• [What needs to be done]: Extract every line that includes the string "Redirect".

• [Provided records]:

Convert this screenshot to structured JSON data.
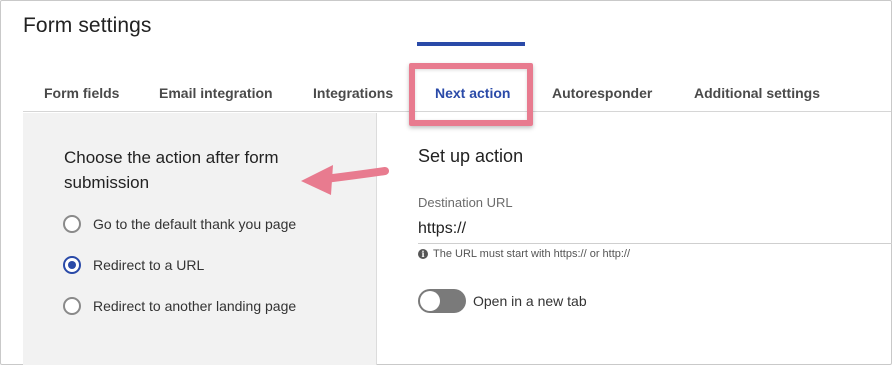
{
  "page": {
    "title": "Form settings"
  },
  "tabs": [
    {
      "label": "Form fields"
    },
    {
      "label": "Email integration"
    },
    {
      "label": "Integrations"
    },
    {
      "label": "Next action",
      "active": true
    },
    {
      "label": "Autoresponder"
    },
    {
      "label": "Additional settings"
    }
  ],
  "left": {
    "heading": "Choose the action after form submission",
    "options": [
      {
        "label": "Go to the default thank you page",
        "checked": false
      },
      {
        "label": "Redirect to a URL",
        "checked": true
      },
      {
        "label": "Redirect to another landing page",
        "checked": false
      }
    ]
  },
  "right": {
    "heading": "Set up action",
    "destination": {
      "label": "Destination URL",
      "value": "https://",
      "helper": "The URL must start with https:// or http://"
    },
    "toggle": {
      "label": "Open in a new tab",
      "on": false
    }
  },
  "colors": {
    "accent": "#2a4aa8",
    "highlight": "#e87b8f",
    "panel": "#f2f2f2"
  },
  "icons": {
    "info": "info-icon",
    "annotation": "arrow-icon"
  }
}
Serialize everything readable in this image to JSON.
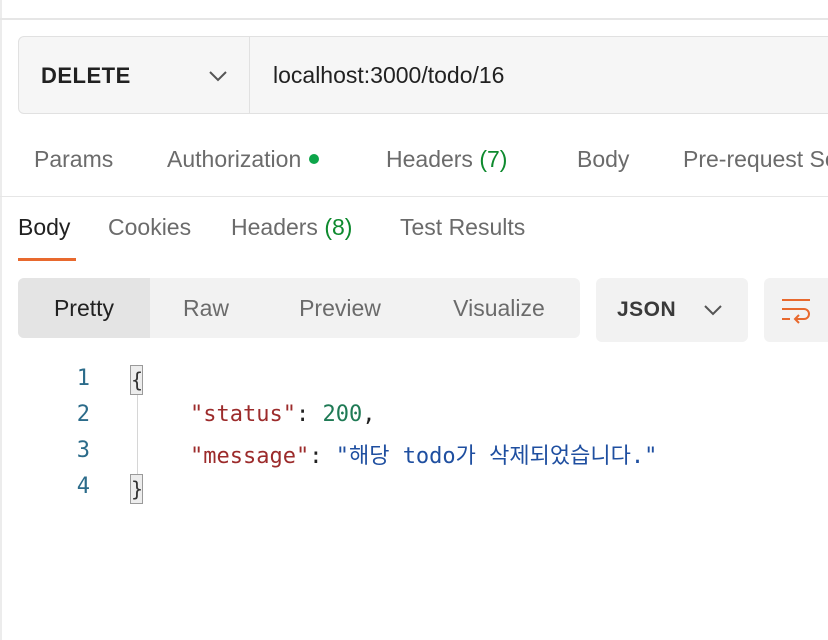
{
  "request": {
    "method": "DELETE",
    "url": "localhost:3000/todo/16"
  },
  "request_tabs": {
    "params": "Params",
    "authorization": "Authorization",
    "headers_label": "Headers",
    "headers_count": "(7)",
    "body": "Body",
    "pre_request": "Pre-request Script"
  },
  "response_tabs": {
    "body": "Body",
    "cookies": "Cookies",
    "headers_label": "Headers",
    "headers_count": "(8)",
    "test_results": "Test Results"
  },
  "view_modes": [
    "Pretty",
    "Raw",
    "Preview",
    "Visualize"
  ],
  "format": "JSON",
  "code": {
    "line_numbers": [
      "1",
      "2",
      "3",
      "4"
    ],
    "open_brace": "{",
    "close_brace": "}",
    "key_status": "\"status\"",
    "value_status": "200",
    "key_message": "\"message\"",
    "value_message": "\"해당 todo가 삭제되었습니다.\"",
    "colon": ": ",
    "comma": ","
  },
  "colors": {
    "accent_tab_underline": "#e8692e",
    "auth_dot": "#0da54a",
    "count_green": "#0e8a2e",
    "json_key": "#9c2b2b",
    "json_number": "#1f7a55",
    "json_string": "#1f4fa0"
  },
  "icons": {
    "method_dropdown": "chevron-down-icon",
    "format_dropdown": "chevron-down-icon",
    "wrap": "wrap-lines-icon",
    "auth_status": "status-dot-icon"
  }
}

• [Written solution]:
        "label": "Redirect to a URL",
        "label": "Redirect to another landing page",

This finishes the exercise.